[Start]

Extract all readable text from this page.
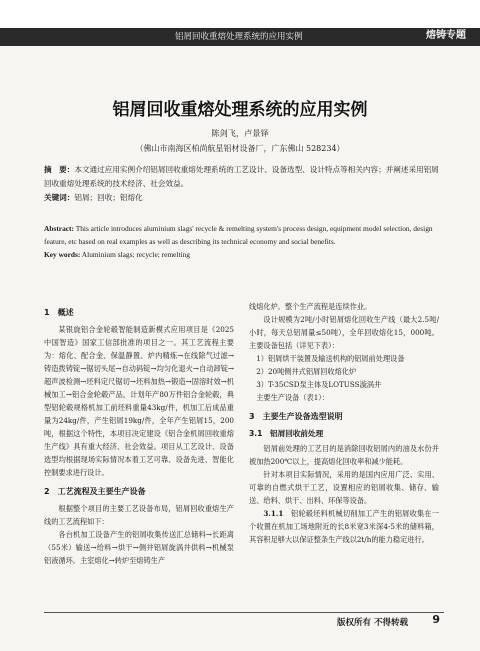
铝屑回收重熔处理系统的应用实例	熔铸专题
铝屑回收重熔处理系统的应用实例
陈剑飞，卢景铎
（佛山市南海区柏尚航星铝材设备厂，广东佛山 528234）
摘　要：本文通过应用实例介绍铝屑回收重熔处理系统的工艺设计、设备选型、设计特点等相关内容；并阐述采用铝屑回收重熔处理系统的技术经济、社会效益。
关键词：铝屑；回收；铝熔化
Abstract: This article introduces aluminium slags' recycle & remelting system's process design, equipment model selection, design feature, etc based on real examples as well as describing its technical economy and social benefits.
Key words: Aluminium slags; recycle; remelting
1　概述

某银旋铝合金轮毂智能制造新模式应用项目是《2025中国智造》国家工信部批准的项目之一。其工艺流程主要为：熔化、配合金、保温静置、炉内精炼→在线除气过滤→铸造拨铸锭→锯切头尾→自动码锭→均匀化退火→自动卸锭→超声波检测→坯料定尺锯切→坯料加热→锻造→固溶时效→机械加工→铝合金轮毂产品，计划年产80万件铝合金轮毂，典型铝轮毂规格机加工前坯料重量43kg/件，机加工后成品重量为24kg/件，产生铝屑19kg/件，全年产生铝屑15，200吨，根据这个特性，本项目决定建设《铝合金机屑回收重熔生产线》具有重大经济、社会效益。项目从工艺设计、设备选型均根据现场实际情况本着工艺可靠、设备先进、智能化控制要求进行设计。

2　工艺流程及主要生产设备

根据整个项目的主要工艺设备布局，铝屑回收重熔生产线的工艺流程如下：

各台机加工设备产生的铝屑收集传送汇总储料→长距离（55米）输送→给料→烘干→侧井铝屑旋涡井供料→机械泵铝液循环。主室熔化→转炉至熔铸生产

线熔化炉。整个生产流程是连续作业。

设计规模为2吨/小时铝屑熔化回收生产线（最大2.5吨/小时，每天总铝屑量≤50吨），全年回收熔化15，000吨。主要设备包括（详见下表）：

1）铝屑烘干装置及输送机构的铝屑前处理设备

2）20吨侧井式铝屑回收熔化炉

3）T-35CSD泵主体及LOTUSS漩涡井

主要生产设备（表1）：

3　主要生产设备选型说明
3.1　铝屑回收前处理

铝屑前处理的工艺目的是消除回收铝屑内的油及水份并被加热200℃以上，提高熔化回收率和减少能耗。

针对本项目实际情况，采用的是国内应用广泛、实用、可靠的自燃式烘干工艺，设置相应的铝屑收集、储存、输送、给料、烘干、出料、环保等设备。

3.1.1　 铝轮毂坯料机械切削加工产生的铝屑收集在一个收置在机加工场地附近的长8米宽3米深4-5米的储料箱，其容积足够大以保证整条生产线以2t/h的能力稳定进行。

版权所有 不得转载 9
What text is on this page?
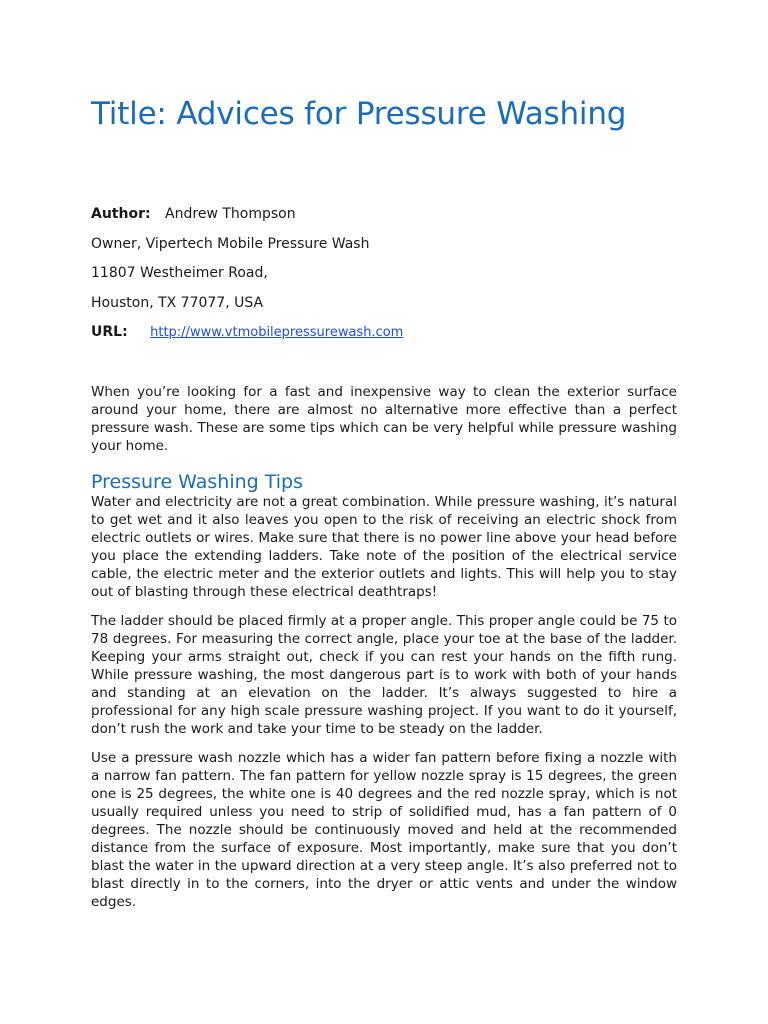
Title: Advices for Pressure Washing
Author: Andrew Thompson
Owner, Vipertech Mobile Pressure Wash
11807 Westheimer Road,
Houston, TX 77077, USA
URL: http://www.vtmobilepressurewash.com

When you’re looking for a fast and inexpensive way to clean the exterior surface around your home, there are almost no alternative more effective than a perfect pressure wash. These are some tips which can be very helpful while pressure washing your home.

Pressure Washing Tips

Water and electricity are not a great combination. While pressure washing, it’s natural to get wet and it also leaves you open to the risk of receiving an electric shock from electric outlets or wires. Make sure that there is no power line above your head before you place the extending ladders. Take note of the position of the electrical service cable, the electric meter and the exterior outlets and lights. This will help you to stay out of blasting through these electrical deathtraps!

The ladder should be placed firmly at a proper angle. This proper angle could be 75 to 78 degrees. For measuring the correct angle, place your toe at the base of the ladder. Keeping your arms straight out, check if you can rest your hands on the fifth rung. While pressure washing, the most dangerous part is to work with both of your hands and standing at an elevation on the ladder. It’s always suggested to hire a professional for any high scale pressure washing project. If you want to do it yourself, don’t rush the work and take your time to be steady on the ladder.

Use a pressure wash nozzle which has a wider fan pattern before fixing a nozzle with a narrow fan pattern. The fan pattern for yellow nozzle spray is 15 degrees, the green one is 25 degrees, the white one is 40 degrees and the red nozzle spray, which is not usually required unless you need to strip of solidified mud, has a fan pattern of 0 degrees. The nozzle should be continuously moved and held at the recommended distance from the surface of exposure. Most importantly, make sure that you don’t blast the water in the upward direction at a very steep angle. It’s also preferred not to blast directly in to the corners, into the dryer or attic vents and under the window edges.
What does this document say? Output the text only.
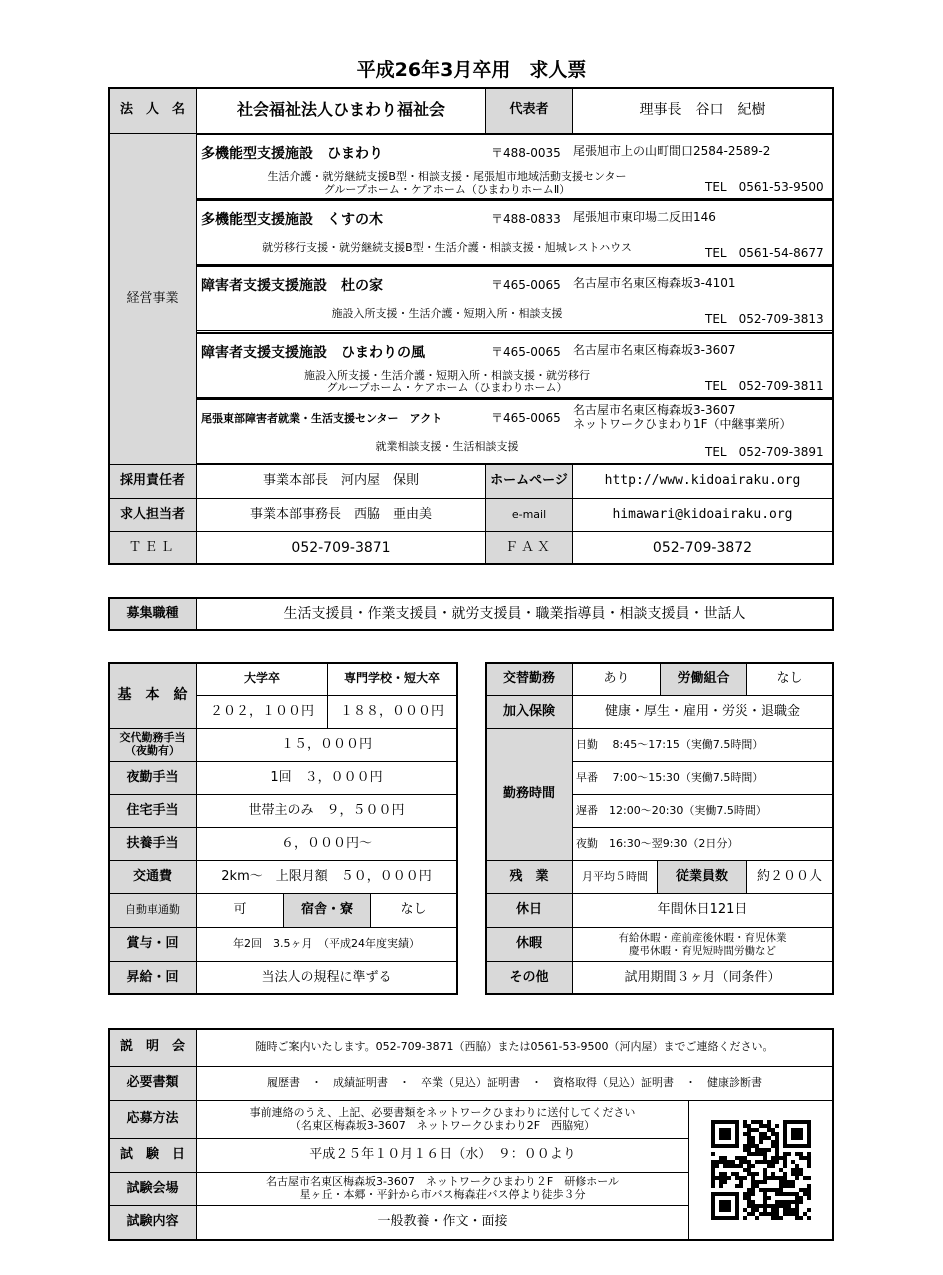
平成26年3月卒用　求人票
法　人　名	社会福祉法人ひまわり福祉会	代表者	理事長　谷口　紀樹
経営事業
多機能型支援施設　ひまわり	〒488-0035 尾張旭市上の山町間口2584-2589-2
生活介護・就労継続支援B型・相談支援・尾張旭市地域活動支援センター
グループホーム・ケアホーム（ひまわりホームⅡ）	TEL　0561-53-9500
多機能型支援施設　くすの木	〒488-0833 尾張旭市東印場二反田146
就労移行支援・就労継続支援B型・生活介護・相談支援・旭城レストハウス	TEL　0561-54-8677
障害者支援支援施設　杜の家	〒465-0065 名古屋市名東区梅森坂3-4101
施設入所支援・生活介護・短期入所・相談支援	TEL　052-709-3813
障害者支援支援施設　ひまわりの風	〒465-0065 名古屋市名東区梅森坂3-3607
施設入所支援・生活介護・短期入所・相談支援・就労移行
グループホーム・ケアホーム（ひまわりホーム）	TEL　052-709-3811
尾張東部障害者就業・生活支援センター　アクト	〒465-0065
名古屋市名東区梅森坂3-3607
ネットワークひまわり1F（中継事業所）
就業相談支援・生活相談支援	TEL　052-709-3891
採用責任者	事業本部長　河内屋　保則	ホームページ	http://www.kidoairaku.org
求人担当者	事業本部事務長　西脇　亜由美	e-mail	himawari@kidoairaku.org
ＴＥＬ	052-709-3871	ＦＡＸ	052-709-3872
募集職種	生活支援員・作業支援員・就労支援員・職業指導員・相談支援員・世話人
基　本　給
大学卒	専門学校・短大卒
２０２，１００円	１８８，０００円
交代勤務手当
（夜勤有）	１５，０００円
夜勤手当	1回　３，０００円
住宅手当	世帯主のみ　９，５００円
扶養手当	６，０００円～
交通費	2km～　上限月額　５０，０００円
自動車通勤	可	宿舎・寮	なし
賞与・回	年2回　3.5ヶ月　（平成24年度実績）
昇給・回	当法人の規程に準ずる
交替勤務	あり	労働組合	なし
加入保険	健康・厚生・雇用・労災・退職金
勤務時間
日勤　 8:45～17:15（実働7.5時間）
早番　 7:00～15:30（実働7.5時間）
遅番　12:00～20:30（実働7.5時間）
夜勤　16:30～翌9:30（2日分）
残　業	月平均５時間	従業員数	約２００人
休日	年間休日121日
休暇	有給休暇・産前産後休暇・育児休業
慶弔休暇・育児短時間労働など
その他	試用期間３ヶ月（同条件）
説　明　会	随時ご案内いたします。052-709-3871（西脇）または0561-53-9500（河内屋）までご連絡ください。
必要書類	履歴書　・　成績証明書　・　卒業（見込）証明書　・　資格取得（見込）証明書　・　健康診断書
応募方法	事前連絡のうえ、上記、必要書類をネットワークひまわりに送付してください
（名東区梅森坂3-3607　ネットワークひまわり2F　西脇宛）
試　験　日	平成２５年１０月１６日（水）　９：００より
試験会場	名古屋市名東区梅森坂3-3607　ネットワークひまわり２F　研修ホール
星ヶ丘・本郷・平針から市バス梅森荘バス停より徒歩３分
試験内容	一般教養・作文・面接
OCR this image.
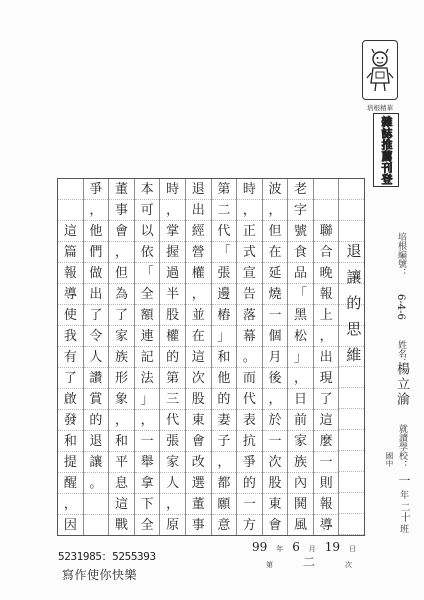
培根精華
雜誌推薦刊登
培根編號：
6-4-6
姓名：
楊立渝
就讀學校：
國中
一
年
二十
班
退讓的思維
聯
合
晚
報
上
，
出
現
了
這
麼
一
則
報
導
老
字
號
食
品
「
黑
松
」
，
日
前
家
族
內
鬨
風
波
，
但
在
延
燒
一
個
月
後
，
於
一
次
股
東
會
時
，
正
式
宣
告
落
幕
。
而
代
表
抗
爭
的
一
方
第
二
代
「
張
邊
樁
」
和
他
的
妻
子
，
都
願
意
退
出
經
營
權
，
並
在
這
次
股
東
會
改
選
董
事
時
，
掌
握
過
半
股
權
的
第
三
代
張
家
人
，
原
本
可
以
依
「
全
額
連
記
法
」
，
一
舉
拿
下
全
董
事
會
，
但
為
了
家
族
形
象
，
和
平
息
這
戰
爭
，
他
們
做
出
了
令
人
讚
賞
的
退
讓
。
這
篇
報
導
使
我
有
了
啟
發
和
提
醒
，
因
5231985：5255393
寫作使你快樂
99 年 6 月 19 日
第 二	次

[End]

**Exercise details**
Scan the lines for the string "recycle". Pick out every line that has it.

**Task response**
Abstract: This article introduces aluminium slags' recycle & remelting system's process design, equipment model selection, design feature, etc based on real examples as well as describing its technical economy and social benefits.
Key words: Aluminium slags; recycle; remelting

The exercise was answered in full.